** BEGIN **
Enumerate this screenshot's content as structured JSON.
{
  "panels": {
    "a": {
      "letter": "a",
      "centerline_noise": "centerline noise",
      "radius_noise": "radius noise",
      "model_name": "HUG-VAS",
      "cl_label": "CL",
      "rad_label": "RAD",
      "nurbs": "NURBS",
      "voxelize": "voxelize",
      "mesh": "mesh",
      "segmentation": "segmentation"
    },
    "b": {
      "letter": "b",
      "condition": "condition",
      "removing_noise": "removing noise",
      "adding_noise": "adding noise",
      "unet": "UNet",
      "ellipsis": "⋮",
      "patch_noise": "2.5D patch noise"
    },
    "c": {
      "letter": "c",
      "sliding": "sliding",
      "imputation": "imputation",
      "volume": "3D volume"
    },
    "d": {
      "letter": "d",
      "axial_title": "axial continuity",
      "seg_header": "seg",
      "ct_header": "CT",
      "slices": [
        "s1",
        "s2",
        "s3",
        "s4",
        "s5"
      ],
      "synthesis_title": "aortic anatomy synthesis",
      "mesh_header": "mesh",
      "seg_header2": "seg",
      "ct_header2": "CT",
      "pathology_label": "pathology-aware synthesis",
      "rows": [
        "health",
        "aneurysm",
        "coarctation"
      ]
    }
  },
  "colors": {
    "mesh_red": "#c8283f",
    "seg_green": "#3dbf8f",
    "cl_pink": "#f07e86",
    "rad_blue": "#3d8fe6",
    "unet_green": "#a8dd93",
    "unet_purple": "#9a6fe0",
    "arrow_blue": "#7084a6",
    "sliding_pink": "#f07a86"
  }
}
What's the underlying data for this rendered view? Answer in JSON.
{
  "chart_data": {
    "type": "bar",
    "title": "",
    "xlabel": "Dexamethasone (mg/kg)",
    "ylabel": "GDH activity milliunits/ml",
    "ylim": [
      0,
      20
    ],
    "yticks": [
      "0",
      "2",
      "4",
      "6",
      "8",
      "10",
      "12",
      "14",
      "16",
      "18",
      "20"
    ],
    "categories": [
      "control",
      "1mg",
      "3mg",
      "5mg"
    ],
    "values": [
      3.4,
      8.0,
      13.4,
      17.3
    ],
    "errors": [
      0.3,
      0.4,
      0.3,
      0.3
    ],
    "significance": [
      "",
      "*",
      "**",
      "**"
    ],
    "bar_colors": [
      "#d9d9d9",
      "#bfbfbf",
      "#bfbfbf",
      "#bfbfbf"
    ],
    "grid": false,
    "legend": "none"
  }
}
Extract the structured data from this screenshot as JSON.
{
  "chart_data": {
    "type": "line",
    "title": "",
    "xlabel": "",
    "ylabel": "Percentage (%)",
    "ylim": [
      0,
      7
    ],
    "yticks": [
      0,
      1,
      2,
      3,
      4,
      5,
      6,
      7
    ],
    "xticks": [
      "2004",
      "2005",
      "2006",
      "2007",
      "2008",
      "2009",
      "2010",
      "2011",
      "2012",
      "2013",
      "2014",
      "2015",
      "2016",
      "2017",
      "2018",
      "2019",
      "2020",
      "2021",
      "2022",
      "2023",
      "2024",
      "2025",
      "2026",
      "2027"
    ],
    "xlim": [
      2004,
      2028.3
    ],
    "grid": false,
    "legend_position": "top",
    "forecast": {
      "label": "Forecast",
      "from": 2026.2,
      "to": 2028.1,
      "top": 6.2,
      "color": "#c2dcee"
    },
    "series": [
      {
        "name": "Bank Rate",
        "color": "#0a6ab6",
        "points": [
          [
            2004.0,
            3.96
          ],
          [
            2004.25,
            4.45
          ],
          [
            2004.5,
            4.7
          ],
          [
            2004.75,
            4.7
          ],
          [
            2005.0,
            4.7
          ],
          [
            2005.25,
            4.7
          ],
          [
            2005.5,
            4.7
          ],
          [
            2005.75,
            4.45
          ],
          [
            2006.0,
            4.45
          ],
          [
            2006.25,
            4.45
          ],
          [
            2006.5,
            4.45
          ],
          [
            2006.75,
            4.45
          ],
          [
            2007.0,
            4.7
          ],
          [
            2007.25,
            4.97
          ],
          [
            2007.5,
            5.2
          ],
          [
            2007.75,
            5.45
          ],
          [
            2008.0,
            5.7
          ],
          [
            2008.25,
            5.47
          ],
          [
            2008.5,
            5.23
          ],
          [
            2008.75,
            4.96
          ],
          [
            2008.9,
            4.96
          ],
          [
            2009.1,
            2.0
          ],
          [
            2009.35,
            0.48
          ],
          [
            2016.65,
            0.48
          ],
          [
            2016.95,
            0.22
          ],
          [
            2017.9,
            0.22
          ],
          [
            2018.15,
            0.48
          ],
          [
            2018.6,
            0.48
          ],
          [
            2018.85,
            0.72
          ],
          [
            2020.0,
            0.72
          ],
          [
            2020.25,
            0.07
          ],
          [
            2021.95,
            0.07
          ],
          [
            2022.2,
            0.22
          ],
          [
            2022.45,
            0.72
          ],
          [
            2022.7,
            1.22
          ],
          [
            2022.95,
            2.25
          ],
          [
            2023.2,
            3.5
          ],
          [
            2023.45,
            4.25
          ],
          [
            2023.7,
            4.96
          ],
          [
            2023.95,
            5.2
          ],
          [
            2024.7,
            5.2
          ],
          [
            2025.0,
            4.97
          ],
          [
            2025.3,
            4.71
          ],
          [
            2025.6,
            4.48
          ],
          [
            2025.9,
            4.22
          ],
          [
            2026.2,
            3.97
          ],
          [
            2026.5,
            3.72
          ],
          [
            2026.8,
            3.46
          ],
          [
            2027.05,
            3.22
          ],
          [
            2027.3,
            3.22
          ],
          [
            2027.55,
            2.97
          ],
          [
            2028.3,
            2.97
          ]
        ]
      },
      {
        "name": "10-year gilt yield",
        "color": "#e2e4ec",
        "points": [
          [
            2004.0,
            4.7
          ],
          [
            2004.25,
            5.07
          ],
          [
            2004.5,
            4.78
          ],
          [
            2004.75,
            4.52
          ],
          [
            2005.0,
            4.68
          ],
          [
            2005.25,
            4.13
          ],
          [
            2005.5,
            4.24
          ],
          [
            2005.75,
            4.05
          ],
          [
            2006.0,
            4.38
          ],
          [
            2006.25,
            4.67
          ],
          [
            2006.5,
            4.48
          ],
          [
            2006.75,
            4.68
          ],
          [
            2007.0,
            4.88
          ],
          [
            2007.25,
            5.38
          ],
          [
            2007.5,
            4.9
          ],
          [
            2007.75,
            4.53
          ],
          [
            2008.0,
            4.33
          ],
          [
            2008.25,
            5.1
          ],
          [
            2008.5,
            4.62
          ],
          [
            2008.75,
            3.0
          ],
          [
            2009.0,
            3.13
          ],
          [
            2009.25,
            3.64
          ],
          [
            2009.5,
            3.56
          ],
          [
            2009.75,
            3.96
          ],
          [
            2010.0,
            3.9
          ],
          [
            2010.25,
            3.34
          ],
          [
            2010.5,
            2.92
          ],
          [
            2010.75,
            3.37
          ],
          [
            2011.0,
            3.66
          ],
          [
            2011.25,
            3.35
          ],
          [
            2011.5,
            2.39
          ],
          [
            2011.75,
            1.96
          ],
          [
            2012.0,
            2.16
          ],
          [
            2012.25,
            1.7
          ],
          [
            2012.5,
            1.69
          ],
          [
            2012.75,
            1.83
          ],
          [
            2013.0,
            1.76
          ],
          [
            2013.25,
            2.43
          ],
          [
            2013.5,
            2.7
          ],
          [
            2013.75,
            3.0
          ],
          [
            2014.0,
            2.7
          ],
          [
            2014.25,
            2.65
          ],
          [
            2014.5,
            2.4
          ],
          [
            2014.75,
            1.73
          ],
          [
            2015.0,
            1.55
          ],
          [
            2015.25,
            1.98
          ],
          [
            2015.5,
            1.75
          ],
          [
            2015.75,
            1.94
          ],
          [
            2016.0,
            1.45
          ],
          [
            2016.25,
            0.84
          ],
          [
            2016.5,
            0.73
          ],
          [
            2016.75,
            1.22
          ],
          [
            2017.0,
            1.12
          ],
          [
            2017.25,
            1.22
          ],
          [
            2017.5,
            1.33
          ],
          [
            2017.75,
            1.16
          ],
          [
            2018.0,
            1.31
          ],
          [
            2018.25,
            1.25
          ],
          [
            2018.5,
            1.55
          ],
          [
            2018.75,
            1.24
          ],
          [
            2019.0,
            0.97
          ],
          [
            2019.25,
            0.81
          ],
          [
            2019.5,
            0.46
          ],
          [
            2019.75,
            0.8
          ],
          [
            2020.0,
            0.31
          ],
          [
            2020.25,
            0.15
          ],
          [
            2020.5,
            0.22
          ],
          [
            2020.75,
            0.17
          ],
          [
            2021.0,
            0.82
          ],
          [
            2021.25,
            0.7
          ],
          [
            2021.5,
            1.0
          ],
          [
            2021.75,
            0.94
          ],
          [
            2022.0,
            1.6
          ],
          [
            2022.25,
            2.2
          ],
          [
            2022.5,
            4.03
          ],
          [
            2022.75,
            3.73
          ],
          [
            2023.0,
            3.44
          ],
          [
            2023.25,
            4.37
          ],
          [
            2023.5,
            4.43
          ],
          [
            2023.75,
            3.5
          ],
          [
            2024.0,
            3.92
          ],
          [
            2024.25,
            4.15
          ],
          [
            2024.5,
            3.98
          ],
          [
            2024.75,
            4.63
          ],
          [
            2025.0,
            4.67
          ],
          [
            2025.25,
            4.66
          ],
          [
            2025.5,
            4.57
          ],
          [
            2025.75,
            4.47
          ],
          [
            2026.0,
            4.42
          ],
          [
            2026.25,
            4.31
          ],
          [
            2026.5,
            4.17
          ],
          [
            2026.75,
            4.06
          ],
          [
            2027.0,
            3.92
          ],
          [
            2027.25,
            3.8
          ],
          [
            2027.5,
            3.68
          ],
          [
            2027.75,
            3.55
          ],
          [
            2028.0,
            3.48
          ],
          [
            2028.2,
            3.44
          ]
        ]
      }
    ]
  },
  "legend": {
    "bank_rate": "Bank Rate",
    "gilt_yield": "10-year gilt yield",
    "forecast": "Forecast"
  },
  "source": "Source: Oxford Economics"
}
** END **
§ GOAL OF THE EXERCISE
Show, from the material above, each line that includes the string "JSON".

§ WRITTEN SOLUTION
Enumerate this screenshot's content as structured JSON.
What's the underlying data for this rendered view? Answer in JSON.
Extract the structured data from this screenshot as JSON.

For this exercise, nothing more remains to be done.